STATED EXERCISE: In the material below, list every line carrying the string "solid".
Begin TASK DATA
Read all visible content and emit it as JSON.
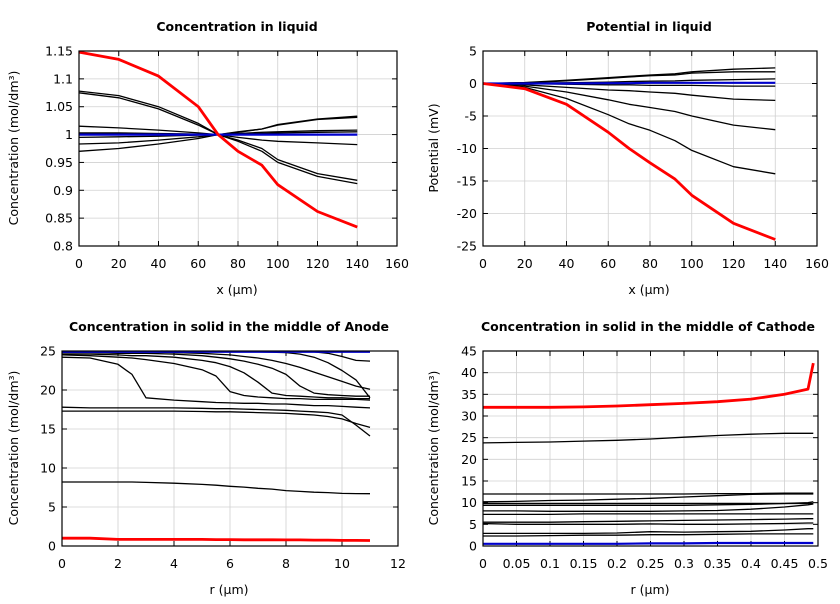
{
  "chart_data": [
    {
      "type": "line",
      "title": "Concentration in liquid",
      "xlabel": "x (µm)",
      "ylabel": "Concentration (mol/dm³)",
      "xlim": [
        0,
        160
      ],
      "ylim": [
        0.8,
        1.15
      ],
      "xticks": [
        "0",
        "20",
        "40",
        "60",
        "80",
        "100",
        "120",
        "140",
        "160"
      ],
      "yticks": [
        "0.8",
        "0.85",
        "0.9",
        "0.95",
        "1",
        "1.05",
        "1.1",
        "1.15"
      ],
      "grid": true,
      "x": [
        0,
        20,
        40,
        60,
        70,
        80,
        92,
        100,
        120,
        140
      ],
      "series": [
        {
          "color": "#000000",
          "values": [
            1.078,
            1.07,
            1.05,
            1.02,
            1.0,
            0.99,
            0.975,
            0.955,
            0.93,
            0.918
          ]
        },
        {
          "color": "#000000",
          "values": [
            1.075,
            1.066,
            1.046,
            1.017,
            1.0,
            0.988,
            0.97,
            0.95,
            0.925,
            0.912
          ]
        },
        {
          "color": "#000000",
          "values": [
            1.015,
            1.012,
            1.008,
            1.003,
            1.0,
            0.995,
            0.99,
            0.988,
            0.985,
            0.982
          ]
        },
        {
          "color": "#000000",
          "values": [
            0.97,
            0.975,
            0.983,
            0.993,
            1.0,
            1.005,
            1.01,
            1.018,
            1.028,
            1.033
          ]
        },
        {
          "color": "#000000",
          "values": [
            0.983,
            0.985,
            0.99,
            0.996,
            1.0,
            1.004,
            1.01,
            1.017,
            1.027,
            1.031
          ]
        },
        {
          "color": "#000000",
          "values": [
            0.995,
            0.996,
            0.997,
            0.999,
            1.0,
            1.002,
            1.004,
            1.005,
            1.007,
            1.008
          ]
        },
        {
          "color": "#000000",
          "values": [
            1.003,
            1.003,
            1.002,
            1.001,
            1.0,
            1.001,
            1.002,
            1.003,
            1.004,
            1.005
          ]
        },
        {
          "color": "#0000cc",
          "values": [
            1.0,
            1.0,
            1.0,
            1.0,
            1.0,
            1.0,
            1.0,
            1.0,
            1.0,
            1.0
          ]
        },
        {
          "color": "#ff0000",
          "values": [
            1.148,
            1.135,
            1.105,
            1.05,
            1.0,
            0.97,
            0.945,
            0.91,
            0.862,
            0.834
          ]
        }
      ]
    },
    {
      "type": "line",
      "title": "Potential in liquid",
      "xlabel": "x (µm)",
      "ylabel": "Potential (mV)",
      "xlim": [
        0,
        160
      ],
      "ylim": [
        -25,
        5
      ],
      "xticks": [
        "0",
        "20",
        "40",
        "60",
        "80",
        "100",
        "120",
        "140",
        "160"
      ],
      "yticks": [
        "-25",
        "-20",
        "-15",
        "-10",
        "-5",
        "0",
        "5"
      ],
      "grid": true,
      "x": [
        0,
        20,
        40,
        60,
        70,
        80,
        92,
        100,
        120,
        140
      ],
      "series": [
        {
          "color": "#000000",
          "values": [
            0,
            -0.6,
            -2.3,
            -4.8,
            -6.2,
            -7.2,
            -8.8,
            -10.3,
            -12.8,
            -13.9
          ]
        },
        {
          "color": "#000000",
          "values": [
            0,
            -0.4,
            -1.3,
            -2.5,
            -3.2,
            -3.7,
            -4.3,
            -5.0,
            -6.4,
            -7.1
          ]
        },
        {
          "color": "#000000",
          "values": [
            0,
            -0.2,
            -0.6,
            -1.0,
            -1.1,
            -1.3,
            -1.5,
            -1.8,
            -2.4,
            -2.6
          ]
        },
        {
          "color": "#000000",
          "values": [
            0,
            0,
            -0.1,
            -0.2,
            -0.2,
            -0.3,
            -0.3,
            -0.3,
            -0.4,
            -0.4
          ]
        },
        {
          "color": "#000000",
          "values": [
            0,
            0.05,
            0.1,
            0.2,
            0.3,
            0.35,
            0.4,
            0.5,
            0.6,
            0.7
          ]
        },
        {
          "color": "#000000",
          "values": [
            0,
            0.1,
            0.4,
            0.8,
            1.0,
            1.2,
            1.3,
            1.6,
            1.8,
            1.8
          ]
        },
        {
          "color": "#000000",
          "values": [
            0,
            0.15,
            0.5,
            0.9,
            1.1,
            1.3,
            1.5,
            1.8,
            2.2,
            2.4
          ]
        },
        {
          "color": "#0000cc",
          "values": [
            0,
            0,
            0,
            0.05,
            0.05,
            0.1,
            0.1,
            0.1,
            0.1,
            0.1
          ]
        },
        {
          "color": "#ff0000",
          "values": [
            0,
            -0.8,
            -3.2,
            -7.5,
            -10.0,
            -12.2,
            -14.7,
            -17.2,
            -21.5,
            -24.0
          ]
        }
      ]
    },
    {
      "type": "line",
      "title": "Concentration in solid in the middle of Anode",
      "xlabel": "r (µm)",
      "ylabel": "Concentration (mol/dm³)",
      "xlim": [
        0,
        12
      ],
      "ylim": [
        0,
        25
      ],
      "xticks": [
        "0",
        "2",
        "4",
        "6",
        "8",
        "10",
        "12"
      ],
      "yticks": [
        "0",
        "5",
        "10",
        "15",
        "20",
        "25"
      ],
      "grid": true,
      "x": [
        0,
        1,
        2,
        2.5,
        3,
        4,
        5,
        5.5,
        6,
        6.5,
        7,
        7.5,
        8,
        8.5,
        9,
        9.5,
        10,
        10.5,
        11
      ],
      "series": [
        {
          "color": "#000000",
          "values": [
            8.2,
            8.2,
            8.2,
            8.2,
            8.15,
            8.05,
            7.9,
            7.8,
            7.65,
            7.55,
            7.4,
            7.3,
            7.1,
            7.0,
            6.9,
            6.85,
            6.75,
            6.72,
            6.7
          ]
        },
        {
          "color": "#000000",
          "values": [
            17.3,
            17.3,
            17.3,
            17.3,
            17.3,
            17.3,
            17.25,
            17.2,
            17.2,
            17.15,
            17.1,
            17.05,
            17.0,
            16.9,
            16.8,
            16.6,
            16.3,
            15.7,
            15.2
          ]
        },
        {
          "color": "#000000",
          "values": [
            17.8,
            17.7,
            17.7,
            17.7,
            17.7,
            17.7,
            17.65,
            17.6,
            17.6,
            17.55,
            17.5,
            17.45,
            17.4,
            17.3,
            17.2,
            17.1,
            16.8,
            15.5,
            14.1
          ]
        },
        {
          "color": "#000000",
          "values": [
            24.2,
            24.1,
            23.3,
            22.0,
            19.0,
            18.7,
            18.5,
            18.4,
            18.35,
            18.3,
            18.3,
            18.2,
            18.2,
            18.1,
            18.0,
            18.0,
            17.9,
            17.8,
            17.7
          ]
        },
        {
          "color": "#000000",
          "values": [
            24.5,
            24.4,
            24.2,
            24.1,
            23.9,
            23.4,
            22.6,
            21.8,
            19.8,
            19.3,
            19.1,
            19.0,
            18.9,
            18.9,
            18.8,
            18.8,
            18.8,
            18.8,
            18.7
          ]
        },
        {
          "color": "#000000",
          "values": [
            24.6,
            24.6,
            24.5,
            24.4,
            24.4,
            24.2,
            23.8,
            23.5,
            23.0,
            22.2,
            21.0,
            19.6,
            19.3,
            19.2,
            19.1,
            19.0,
            19.0,
            18.9,
            18.9
          ]
        },
        {
          "color": "#000000",
          "values": [
            24.8,
            24.8,
            24.7,
            24.7,
            24.7,
            24.6,
            24.4,
            24.2,
            24.0,
            23.7,
            23.3,
            22.8,
            22.0,
            20.5,
            19.6,
            19.4,
            19.3,
            19.2,
            19.2
          ]
        },
        {
          "color": "#000000",
          "values": [
            24.9,
            24.9,
            24.9,
            24.9,
            24.9,
            24.8,
            24.7,
            24.6,
            24.5,
            24.3,
            24.1,
            23.8,
            23.4,
            22.9,
            22.3,
            21.7,
            21.1,
            20.5,
            20.1
          ]
        },
        {
          "color": "#000000",
          "values": [
            24.9,
            24.9,
            24.9,
            24.9,
            24.9,
            24.9,
            24.9,
            24.9,
            24.9,
            24.9,
            24.9,
            24.85,
            24.8,
            24.6,
            24.2,
            23.5,
            22.5,
            21.3,
            19.0
          ]
        },
        {
          "color": "#000000",
          "values": [
            24.95,
            24.95,
            24.95,
            24.95,
            24.95,
            24.95,
            24.95,
            24.95,
            24.95,
            24.95,
            24.95,
            24.95,
            24.95,
            24.93,
            24.9,
            24.7,
            24.3,
            23.8,
            23.7
          ]
        },
        {
          "color": "#0000cc",
          "values": [
            24.9,
            24.9,
            24.9,
            24.9,
            24.9,
            24.9,
            24.9,
            24.9,
            24.9,
            24.9,
            24.9,
            24.9,
            24.9,
            24.9,
            24.9,
            24.9,
            24.9,
            24.9,
            24.9
          ]
        },
        {
          "color": "#ff0000",
          "values": [
            1.0,
            1.0,
            0.85,
            0.85,
            0.85,
            0.85,
            0.85,
            0.82,
            0.82,
            0.8,
            0.8,
            0.8,
            0.78,
            0.78,
            0.75,
            0.75,
            0.72,
            0.72,
            0.7
          ]
        }
      ]
    },
    {
      "type": "line",
      "title": "Concentration in solid in the middle of Cathode",
      "xlabel": "r (µm)",
      "ylabel": "Concentration (mol/dm³)",
      "xlim": [
        0,
        0.5
      ],
      "ylim": [
        0,
        45
      ],
      "xticks": [
        "0",
        "0.05",
        "0.1",
        "0.15",
        "0.2",
        "0.25",
        "0.3",
        "0.35",
        "0.4",
        "0.45",
        "0.5"
      ],
      "yticks": [
        "0",
        "5",
        "10",
        "15",
        "20",
        "25",
        "30",
        "35",
        "40",
        "45"
      ],
      "grid": true,
      "x": [
        0,
        0.05,
        0.1,
        0.15,
        0.2,
        0.25,
        0.3,
        0.35,
        0.4,
        0.45,
        0.485,
        0.493
      ],
      "series": [
        {
          "color": "#000000",
          "values": [
            23.8,
            23.9,
            24.0,
            24.2,
            24.4,
            24.7,
            25.1,
            25.5,
            25.8,
            26.0,
            26.0,
            26.0
          ]
        },
        {
          "color": "#000000",
          "values": [
            12,
            12,
            12,
            12,
            12,
            12,
            12,
            12.1,
            12.1,
            12.2,
            12.2,
            12.2
          ]
        },
        {
          "color": "#000000",
          "values": [
            10.2,
            10.3,
            10.5,
            10.6,
            10.8,
            11.0,
            11.3,
            11.6,
            11.9,
            12.0,
            12.0,
            12.0
          ]
        },
        {
          "color": "#000000",
          "values": [
            9.8,
            9.8,
            9.8,
            9.8,
            9.8,
            9.8,
            9.8,
            9.8,
            9.8,
            9.8,
            9.8,
            9.8
          ]
        },
        {
          "color": "#000000",
          "values": [
            9.4,
            9.4,
            9.4,
            9.4,
            9.4,
            9.4,
            9.4,
            9.5,
            9.6,
            9.8,
            10.0,
            10.2
          ]
        },
        {
          "color": "#000000",
          "values": [
            8.1,
            8.1,
            8.0,
            8.0,
            8.0,
            8.0,
            8.1,
            8.2,
            8.5,
            9.0,
            9.5,
            9.7
          ]
        },
        {
          "color": "#000000",
          "values": [
            7.3,
            7.3,
            7.3,
            7.4,
            7.4,
            7.4,
            7.4,
            7.4,
            7.4,
            7.4,
            7.4,
            7.4
          ]
        },
        {
          "color": "#000000",
          "values": [
            5.5,
            5.5,
            5.5,
            5.6,
            5.7,
            5.8,
            5.9,
            6.0,
            6.1,
            6.2,
            6.3,
            6.3
          ]
        },
        {
          "color": "#000000",
          "values": [
            5.2,
            5.0,
            5.0,
            5.0,
            5.0,
            5.1,
            5.0,
            5.0,
            5.1,
            5.2,
            5.3,
            5.3
          ]
        },
        {
          "color": "#000000",
          "values": [
            2.9,
            2.9,
            2.9,
            2.9,
            3.0,
            3.3,
            3.2,
            3.3,
            3.4,
            3.7,
            4.0,
            4.0
          ]
        },
        {
          "color": "#000000",
          "values": [
            2.3,
            2.3,
            2.4,
            2.5,
            2.5,
            2.6,
            2.6,
            2.7,
            2.8,
            2.8,
            2.8,
            2.8
          ]
        },
        {
          "color": "#0000cc",
          "values": [
            0.5,
            0.5,
            0.5,
            0.5,
            0.5,
            0.6,
            0.6,
            0.7,
            0.7,
            0.7,
            0.7,
            0.7
          ]
        },
        {
          "color": "#ff0000",
          "values": [
            32.0,
            32.0,
            32.0,
            32.1,
            32.3,
            32.6,
            32.9,
            33.3,
            33.9,
            35.0,
            36.2,
            42.2
          ]
        }
      ]
    }
  ]
}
End TASK DATA
TASK RESPONSE:
      "title": "Concentration in solid in the middle of Anode",
      "title": "Concentration in solid in the middle of Cathode",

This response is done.